[Material shown start]

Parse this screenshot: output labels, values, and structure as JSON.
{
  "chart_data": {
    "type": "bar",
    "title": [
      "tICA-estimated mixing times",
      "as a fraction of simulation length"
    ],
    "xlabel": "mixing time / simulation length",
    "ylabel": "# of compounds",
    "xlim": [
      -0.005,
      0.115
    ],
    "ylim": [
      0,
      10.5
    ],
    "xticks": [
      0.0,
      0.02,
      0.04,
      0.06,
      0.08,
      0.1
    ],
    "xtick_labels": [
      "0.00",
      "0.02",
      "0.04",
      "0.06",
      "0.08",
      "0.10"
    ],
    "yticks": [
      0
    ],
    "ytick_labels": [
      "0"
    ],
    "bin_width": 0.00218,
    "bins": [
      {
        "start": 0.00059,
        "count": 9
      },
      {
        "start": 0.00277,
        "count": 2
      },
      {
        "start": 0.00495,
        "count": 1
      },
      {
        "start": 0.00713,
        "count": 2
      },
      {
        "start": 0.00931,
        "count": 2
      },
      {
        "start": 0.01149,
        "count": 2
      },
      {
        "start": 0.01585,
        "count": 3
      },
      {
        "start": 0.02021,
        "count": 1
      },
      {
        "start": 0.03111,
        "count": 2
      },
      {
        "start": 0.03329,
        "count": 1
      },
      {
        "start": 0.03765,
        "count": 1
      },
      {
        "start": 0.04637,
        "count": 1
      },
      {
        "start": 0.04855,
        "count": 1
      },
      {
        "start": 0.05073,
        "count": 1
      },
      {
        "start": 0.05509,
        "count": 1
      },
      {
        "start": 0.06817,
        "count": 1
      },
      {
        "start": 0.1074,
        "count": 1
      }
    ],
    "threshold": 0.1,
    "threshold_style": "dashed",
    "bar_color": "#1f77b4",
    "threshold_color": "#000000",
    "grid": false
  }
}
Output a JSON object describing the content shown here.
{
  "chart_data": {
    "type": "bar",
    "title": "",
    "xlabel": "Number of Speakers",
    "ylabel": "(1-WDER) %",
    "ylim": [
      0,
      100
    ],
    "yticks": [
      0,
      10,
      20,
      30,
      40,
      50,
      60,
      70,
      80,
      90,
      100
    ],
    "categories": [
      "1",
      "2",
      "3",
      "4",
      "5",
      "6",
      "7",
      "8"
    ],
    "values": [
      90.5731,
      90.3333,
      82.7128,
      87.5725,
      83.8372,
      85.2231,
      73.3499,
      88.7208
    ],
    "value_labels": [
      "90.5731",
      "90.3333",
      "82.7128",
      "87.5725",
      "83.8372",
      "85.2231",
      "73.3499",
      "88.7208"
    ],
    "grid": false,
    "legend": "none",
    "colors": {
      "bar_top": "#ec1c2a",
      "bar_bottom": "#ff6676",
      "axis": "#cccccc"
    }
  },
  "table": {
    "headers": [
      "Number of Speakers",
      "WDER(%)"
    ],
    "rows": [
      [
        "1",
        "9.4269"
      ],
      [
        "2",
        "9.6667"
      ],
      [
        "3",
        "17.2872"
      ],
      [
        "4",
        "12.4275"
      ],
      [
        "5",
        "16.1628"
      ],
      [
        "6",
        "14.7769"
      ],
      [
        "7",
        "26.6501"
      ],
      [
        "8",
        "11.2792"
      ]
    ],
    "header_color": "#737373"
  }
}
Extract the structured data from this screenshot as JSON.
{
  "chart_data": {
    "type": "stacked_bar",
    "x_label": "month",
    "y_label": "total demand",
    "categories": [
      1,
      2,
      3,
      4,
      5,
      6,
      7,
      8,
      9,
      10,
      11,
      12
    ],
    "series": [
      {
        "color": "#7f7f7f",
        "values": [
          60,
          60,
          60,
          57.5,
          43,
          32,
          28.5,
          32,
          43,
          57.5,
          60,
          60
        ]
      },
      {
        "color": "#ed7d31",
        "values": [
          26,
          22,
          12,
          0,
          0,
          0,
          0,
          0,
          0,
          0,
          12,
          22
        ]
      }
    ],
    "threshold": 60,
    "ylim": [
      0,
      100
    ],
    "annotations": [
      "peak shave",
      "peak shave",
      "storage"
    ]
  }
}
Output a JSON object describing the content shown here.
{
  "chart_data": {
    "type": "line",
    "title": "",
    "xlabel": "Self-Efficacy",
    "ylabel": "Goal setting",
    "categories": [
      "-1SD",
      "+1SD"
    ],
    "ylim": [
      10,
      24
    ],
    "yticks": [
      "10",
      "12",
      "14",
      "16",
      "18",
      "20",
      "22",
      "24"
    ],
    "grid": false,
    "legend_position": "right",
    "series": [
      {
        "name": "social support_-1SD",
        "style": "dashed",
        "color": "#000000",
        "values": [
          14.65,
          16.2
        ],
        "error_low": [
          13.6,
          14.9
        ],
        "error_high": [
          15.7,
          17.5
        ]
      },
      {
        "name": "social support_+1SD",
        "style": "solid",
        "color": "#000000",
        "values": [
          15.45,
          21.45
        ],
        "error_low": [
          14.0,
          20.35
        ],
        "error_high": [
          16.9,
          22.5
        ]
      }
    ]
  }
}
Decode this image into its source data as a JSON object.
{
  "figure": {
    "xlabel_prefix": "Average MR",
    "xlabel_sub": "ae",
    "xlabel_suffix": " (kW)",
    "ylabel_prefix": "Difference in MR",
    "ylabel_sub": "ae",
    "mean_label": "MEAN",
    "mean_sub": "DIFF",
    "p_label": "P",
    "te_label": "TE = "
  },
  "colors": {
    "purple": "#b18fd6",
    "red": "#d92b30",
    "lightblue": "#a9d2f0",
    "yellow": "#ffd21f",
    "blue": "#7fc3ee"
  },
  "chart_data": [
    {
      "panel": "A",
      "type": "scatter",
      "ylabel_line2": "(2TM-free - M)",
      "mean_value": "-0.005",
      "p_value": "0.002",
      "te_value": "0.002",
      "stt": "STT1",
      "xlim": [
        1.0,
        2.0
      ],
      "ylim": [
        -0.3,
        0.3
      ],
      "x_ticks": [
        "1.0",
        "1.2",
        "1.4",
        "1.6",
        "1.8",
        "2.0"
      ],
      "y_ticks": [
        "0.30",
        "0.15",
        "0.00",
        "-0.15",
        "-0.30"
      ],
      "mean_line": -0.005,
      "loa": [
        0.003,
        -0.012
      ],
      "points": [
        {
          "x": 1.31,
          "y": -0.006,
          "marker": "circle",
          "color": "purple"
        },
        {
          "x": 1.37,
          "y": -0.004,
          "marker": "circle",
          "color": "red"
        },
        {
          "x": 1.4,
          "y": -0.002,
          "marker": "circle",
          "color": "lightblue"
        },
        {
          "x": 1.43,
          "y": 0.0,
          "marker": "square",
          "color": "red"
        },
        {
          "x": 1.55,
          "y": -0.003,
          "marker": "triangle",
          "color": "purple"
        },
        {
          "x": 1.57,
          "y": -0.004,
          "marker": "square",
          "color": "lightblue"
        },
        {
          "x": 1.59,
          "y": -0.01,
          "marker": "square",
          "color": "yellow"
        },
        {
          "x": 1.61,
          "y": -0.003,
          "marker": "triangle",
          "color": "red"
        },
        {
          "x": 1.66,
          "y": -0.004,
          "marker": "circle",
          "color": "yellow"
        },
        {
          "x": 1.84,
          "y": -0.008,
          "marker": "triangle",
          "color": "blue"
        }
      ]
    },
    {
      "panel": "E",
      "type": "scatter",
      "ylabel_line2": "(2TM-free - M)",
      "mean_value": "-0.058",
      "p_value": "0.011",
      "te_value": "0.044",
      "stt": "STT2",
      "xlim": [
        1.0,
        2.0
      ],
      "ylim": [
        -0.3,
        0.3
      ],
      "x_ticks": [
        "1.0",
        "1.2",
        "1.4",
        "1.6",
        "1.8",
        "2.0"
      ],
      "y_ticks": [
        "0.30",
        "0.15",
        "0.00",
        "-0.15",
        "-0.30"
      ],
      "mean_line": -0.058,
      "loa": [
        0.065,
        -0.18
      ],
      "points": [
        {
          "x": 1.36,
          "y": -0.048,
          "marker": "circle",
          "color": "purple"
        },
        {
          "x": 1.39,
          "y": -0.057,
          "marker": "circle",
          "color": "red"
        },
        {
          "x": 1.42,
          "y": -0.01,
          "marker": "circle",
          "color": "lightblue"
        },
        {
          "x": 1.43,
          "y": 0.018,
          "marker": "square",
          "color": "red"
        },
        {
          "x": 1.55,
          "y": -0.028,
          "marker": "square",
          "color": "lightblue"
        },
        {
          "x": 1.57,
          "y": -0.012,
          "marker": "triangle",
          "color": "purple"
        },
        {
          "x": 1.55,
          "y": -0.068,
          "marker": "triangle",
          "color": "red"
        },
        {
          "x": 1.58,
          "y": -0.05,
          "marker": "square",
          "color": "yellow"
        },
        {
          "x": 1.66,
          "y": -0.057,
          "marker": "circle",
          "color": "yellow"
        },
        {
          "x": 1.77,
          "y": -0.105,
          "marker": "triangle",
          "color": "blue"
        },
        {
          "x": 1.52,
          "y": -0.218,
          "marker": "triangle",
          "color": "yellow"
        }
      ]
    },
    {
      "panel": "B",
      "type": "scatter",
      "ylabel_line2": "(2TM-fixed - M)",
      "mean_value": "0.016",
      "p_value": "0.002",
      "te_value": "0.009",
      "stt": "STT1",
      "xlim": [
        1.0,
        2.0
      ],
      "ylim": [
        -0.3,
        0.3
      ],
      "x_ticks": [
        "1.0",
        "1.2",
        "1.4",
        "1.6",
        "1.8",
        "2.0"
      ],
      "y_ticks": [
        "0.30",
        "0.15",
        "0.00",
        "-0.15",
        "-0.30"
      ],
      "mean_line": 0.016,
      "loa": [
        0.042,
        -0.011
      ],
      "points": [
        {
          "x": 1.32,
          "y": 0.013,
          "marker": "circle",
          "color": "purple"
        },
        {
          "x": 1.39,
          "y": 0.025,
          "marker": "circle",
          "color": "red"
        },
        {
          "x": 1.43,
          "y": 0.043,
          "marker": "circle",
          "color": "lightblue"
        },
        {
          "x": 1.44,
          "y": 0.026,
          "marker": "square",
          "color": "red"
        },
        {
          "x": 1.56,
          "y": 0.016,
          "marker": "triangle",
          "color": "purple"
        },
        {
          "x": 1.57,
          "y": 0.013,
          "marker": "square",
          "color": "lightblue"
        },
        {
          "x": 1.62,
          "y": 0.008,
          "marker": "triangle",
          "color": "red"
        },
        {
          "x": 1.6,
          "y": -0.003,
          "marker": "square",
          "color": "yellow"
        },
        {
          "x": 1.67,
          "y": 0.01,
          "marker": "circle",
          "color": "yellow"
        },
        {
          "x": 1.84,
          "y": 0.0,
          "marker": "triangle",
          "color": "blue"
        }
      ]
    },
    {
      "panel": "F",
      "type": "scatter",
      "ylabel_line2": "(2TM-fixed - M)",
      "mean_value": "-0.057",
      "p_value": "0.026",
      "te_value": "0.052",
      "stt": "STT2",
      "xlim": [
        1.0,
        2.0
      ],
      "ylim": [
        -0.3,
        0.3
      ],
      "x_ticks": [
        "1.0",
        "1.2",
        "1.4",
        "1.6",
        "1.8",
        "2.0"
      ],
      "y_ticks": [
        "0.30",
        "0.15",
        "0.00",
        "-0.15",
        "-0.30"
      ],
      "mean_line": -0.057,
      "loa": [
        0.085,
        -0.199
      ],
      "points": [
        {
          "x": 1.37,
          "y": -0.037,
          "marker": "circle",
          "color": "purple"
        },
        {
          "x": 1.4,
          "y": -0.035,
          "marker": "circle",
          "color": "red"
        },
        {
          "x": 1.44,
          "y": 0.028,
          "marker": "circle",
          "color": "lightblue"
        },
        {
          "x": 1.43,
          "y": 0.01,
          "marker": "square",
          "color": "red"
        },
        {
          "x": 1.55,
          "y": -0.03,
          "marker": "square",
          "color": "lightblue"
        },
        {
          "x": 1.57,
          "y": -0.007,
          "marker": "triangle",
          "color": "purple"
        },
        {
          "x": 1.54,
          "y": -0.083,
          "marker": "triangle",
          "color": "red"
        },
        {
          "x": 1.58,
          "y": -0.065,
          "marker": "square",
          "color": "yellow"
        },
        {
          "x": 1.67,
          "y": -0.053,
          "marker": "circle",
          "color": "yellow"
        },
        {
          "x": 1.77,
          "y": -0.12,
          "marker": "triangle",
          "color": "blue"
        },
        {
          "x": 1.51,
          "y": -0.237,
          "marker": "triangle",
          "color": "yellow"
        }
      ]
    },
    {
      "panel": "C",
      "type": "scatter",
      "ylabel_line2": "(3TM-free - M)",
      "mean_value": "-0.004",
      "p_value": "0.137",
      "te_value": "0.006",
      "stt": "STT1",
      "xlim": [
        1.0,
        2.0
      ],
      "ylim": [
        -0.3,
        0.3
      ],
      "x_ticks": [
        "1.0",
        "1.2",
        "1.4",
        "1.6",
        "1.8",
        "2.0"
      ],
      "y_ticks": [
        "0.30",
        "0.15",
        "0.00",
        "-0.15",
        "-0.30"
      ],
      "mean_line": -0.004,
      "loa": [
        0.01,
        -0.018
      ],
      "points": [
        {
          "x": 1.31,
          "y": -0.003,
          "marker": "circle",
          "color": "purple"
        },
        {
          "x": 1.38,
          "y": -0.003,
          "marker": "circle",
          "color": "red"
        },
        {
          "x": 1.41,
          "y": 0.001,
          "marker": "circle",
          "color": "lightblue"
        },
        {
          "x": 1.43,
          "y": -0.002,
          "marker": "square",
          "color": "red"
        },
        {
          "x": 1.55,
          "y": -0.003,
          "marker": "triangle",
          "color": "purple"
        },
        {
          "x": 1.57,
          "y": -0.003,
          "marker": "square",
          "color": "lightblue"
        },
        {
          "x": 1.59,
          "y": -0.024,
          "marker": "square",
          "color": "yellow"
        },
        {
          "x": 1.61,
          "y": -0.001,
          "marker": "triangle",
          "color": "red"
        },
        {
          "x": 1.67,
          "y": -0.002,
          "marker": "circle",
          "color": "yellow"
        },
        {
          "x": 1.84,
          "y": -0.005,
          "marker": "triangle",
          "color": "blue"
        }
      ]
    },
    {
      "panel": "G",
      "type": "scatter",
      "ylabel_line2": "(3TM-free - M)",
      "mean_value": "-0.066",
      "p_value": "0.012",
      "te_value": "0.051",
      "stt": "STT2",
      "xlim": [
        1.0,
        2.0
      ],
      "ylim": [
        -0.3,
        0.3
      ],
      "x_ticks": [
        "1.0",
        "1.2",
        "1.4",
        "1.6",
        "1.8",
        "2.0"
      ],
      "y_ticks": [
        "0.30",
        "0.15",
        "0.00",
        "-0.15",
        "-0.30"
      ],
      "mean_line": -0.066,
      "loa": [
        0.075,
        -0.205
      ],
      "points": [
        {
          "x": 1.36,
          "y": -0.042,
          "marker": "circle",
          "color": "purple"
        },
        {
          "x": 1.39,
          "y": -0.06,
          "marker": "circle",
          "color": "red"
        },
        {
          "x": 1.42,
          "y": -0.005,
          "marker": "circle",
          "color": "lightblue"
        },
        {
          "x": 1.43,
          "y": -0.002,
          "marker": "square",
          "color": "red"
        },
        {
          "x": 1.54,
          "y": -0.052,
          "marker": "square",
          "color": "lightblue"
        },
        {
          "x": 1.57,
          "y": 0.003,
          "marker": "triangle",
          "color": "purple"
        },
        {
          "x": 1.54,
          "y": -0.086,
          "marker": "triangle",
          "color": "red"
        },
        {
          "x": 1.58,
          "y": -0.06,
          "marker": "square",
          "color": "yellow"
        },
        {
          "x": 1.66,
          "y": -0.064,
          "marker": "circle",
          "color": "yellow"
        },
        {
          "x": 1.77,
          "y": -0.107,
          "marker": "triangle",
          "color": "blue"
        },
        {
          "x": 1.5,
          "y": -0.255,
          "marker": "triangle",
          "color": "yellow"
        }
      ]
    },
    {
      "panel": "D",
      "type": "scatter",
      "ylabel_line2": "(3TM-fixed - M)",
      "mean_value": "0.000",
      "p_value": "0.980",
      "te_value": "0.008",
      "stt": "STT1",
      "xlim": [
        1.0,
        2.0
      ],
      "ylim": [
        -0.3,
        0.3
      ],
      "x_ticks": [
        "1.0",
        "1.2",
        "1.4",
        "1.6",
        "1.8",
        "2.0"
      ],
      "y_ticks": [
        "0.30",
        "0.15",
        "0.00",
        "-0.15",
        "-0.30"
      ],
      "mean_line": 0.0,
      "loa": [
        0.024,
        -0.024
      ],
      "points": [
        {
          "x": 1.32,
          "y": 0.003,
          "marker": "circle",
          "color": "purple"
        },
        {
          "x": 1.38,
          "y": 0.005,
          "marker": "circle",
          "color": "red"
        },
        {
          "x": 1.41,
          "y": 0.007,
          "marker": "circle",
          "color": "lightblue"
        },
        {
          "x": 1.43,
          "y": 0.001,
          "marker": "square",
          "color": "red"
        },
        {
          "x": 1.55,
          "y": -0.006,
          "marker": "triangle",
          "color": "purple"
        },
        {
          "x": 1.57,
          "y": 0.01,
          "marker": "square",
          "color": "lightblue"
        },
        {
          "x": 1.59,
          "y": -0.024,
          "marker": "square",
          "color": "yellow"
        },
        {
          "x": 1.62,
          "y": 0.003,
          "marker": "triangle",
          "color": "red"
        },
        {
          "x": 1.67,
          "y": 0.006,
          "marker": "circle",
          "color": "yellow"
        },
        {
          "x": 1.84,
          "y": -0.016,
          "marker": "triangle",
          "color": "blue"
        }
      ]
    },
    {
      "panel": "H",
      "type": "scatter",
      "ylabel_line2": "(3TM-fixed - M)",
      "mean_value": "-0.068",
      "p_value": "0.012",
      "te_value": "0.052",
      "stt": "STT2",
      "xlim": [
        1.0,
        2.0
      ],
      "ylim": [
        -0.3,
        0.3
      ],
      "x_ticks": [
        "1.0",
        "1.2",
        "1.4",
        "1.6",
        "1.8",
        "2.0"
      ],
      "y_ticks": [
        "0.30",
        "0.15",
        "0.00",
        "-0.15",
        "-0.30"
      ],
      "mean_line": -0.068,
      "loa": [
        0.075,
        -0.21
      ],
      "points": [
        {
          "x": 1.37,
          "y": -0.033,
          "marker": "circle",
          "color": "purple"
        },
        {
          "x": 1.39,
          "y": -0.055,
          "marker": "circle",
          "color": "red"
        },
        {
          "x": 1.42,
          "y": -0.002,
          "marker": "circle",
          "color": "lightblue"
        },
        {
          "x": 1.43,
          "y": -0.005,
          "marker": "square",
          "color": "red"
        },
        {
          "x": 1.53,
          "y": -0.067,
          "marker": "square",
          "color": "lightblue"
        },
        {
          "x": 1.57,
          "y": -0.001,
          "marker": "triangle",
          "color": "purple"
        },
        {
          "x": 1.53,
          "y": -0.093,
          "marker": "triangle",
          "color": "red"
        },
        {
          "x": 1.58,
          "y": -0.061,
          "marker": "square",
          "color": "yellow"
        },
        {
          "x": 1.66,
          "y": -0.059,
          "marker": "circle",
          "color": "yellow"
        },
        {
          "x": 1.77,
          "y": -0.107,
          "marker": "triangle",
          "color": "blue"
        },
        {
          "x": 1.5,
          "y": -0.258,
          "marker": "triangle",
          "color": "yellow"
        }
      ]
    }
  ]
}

[Material shown end]

Set exercise - In the lines above, locate the string "name". Copy every line where it occurs.

Exercise result -
        "name": "social support_-1SD",
        "name": "social support_+1SD",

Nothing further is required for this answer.